• Task prompt
Reproduce every line of the listing as written, apart from the pictures.

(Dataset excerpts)

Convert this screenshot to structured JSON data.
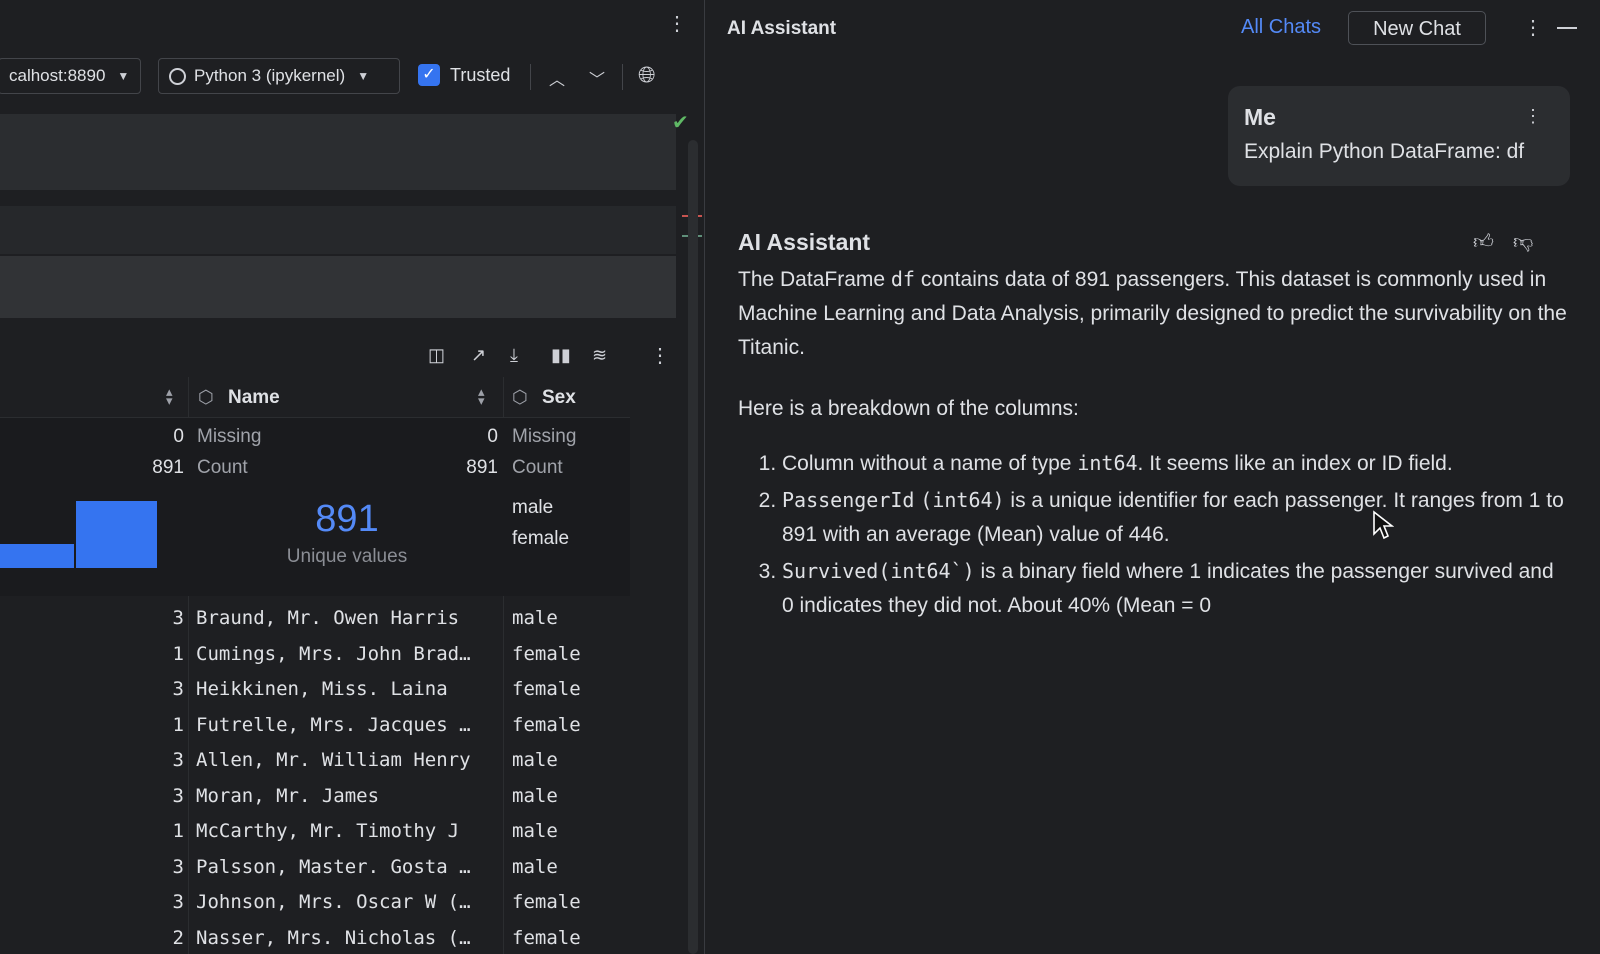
{
  "notebook": {
    "server_label": "calhost:8890",
    "kernel_label": "Python 3 (ipykernel)",
    "trusted_label": "Trusted",
    "trusted_checked": true
  },
  "dataframe": {
    "columns": [
      {
        "name": ""
      },
      {
        "name": "Name"
      },
      {
        "name": "Sex"
      }
    ],
    "stats": {
      "col0_missing": "0",
      "col0_count": "891",
      "name_missing_label": "Missing",
      "name_missing": "0",
      "name_count_label": "Count",
      "name_count": "891",
      "name_unique": "891",
      "name_unique_label": "Unique values",
      "sex_missing_label": "Missing",
      "sex_count_label": "Count",
      "sex_values": [
        "male",
        "female"
      ]
    },
    "rows": [
      {
        "pclass": "3",
        "name": "Braund, Mr. Owen Harris",
        "sex": "male"
      },
      {
        "pclass": "1",
        "name": "Cumings, Mrs. John Brad…",
        "sex": "female"
      },
      {
        "pclass": "3",
        "name": "Heikkinen, Miss. Laina",
        "sex": "female"
      },
      {
        "pclass": "1",
        "name": "Futrelle, Mrs. Jacques …",
        "sex": "female"
      },
      {
        "pclass": "3",
        "name": "Allen, Mr. William Henry",
        "sex": "male"
      },
      {
        "pclass": "3",
        "name": "Moran, Mr. James",
        "sex": "male"
      },
      {
        "pclass": "1",
        "name": "McCarthy, Mr. Timothy J",
        "sex": "male"
      },
      {
        "pclass": "3",
        "name": "Palsson, Master. Gosta …",
        "sex": "male"
      },
      {
        "pclass": "3",
        "name": "Johnson, Mrs. Oscar W (…",
        "sex": "female"
      },
      {
        "pclass": "2",
        "name": "Nasser, Mrs. Nicholas (…",
        "sex": "female"
      }
    ]
  },
  "assistant": {
    "panel_title": "AI Assistant",
    "all_chats": "All Chats",
    "new_chat": "New Chat",
    "user_name": "Me",
    "user_message": "Explain Python DataFrame: df",
    "ai_name": "AI Assistant",
    "para1_a": "The DataFrame ",
    "para1_code": "df",
    "para1_b": " contains data of 891 passengers. This dataset is commonly used in Machine Learning and Data Analysis, primarily designed to predict the survivability on the Titanic.",
    "para2": "Here is a breakdown of the columns:",
    "item1_a": "Column without a name of type ",
    "item1_code": "int64",
    "item1_b": ". It seems like an index or ID field.",
    "item2_code": "PassengerId",
    "item2_code2": "(int64)",
    "item2_b": " is a unique identifier for each passenger. It ranges from 1 to 891 with an average (Mean) value of 446.",
    "item3_code": "Survived(int64`)",
    "item3_b": " is a binary field where 1 indicates the passenger survived and 0 indicates they did not. About 40% (Mean = 0"
  },
  "colors": {
    "accent": "#3574f0",
    "link": "#548af7",
    "ok": "#5fb865"
  }
}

• Written response
Convert this screenshot to structured JSON data.
{
  "notebook": {
    "server_label": "calhost:8890",
    "kernel_label": "Python 3 (ipykernel)",
    "trusted_label": "Trusted",
    "trusted_checked": true
  },
  "dataframe": {
    "columns": [
      {
        "name": ""
      },
      {
        "name": "Name"
      },
      {
        "name": "Sex"
      }
    ],
    "stats": {
      "col0_missing": "0",
      "col0_count": "891",
      "name_missing_label": "Missing",
      "name_missing": "0",
      "name_count_label": "Count",
      "name_count": "891",
      "name_unique": "891",
      "name_unique_label": "Unique values",
      "sex_missing_label": "Missing",
      "sex_count_label": "Count",
      "sex_values": [
        "male",
        "female"
      ]
    },
    "rows": [
      {
        "pclass": "3",
        "name": "Braund, Mr. Owen Harris",
        "sex": "male"
      },
      {
        "pclass": "1",
        "name": "Cumings, Mrs. John Brad…",
        "sex": "female"
      },
      {
        "pclass": "3",
        "name": "Heikkinen, Miss. Laina",
        "sex": "female"
      },
      {
        "pclass": "1",
        "name": "Futrelle, Mrs. Jacques …",
        "sex": "female"
      },
      {
        "pclass": "3",
        "name": "Allen, Mr. William Henry",
        "sex": "male"
      },
      {
        "pclass": "3",
        "name": "Moran, Mr. James",
        "sex": "male"
      },
      {
        "pclass": "1",
        "name": "McCarthy, Mr. Timothy J",
        "sex": "male"
      },
      {
        "pclass": "3",
        "name": "Palsson, Master. Gosta …",
        "sex": "male"
      },
      {
        "pclass": "3",
        "name": "Johnson, Mrs. Oscar W (…",
        "sex": "female"
      },
      {
        "pclass": "2",
        "name": "Nasser, Mrs. Nicholas (…",
        "sex": "female"
      }
    ]
  },
  "assistant": {
    "panel_title": "AI Assistant",
    "all_chats": "All Chats",
    "new_chat": "New Chat",
    "user_name": "Me",
    "user_message": "Explain Python DataFrame: df",
    "ai_name": "AI Assistant",
    "para1_a": "The DataFrame ",
    "para1_code": "df",
    "para1_b": " contains data of 891 passengers. This dataset is commonly used in Machine Learning and Data Analysis, primarily designed to predict the survivability on the Titanic.",
    "para2": "Here is a breakdown of the columns:",
    "item1_a": "Column without a name of type ",
    "item1_code": "int64",
    "item1_b": ". It seems like an index or ID field.",
    "item2_code": "PassengerId",
    "item2_code2": "(int64)",
    "item2_b": " is a unique identifier for each passenger. It ranges from 1 to 891 with an average (Mean) value of 446.",
    "item3_code": "Survived(int64`)",
    "item3_b": " is a binary field where 1 indicates the passenger survived and 0 indicates they did not. About 40% (Mean = 0"
  },
  "colors": {
    "accent": "#3574f0",
    "link": "#548af7",
    "ok": "#5fb865"
  }
}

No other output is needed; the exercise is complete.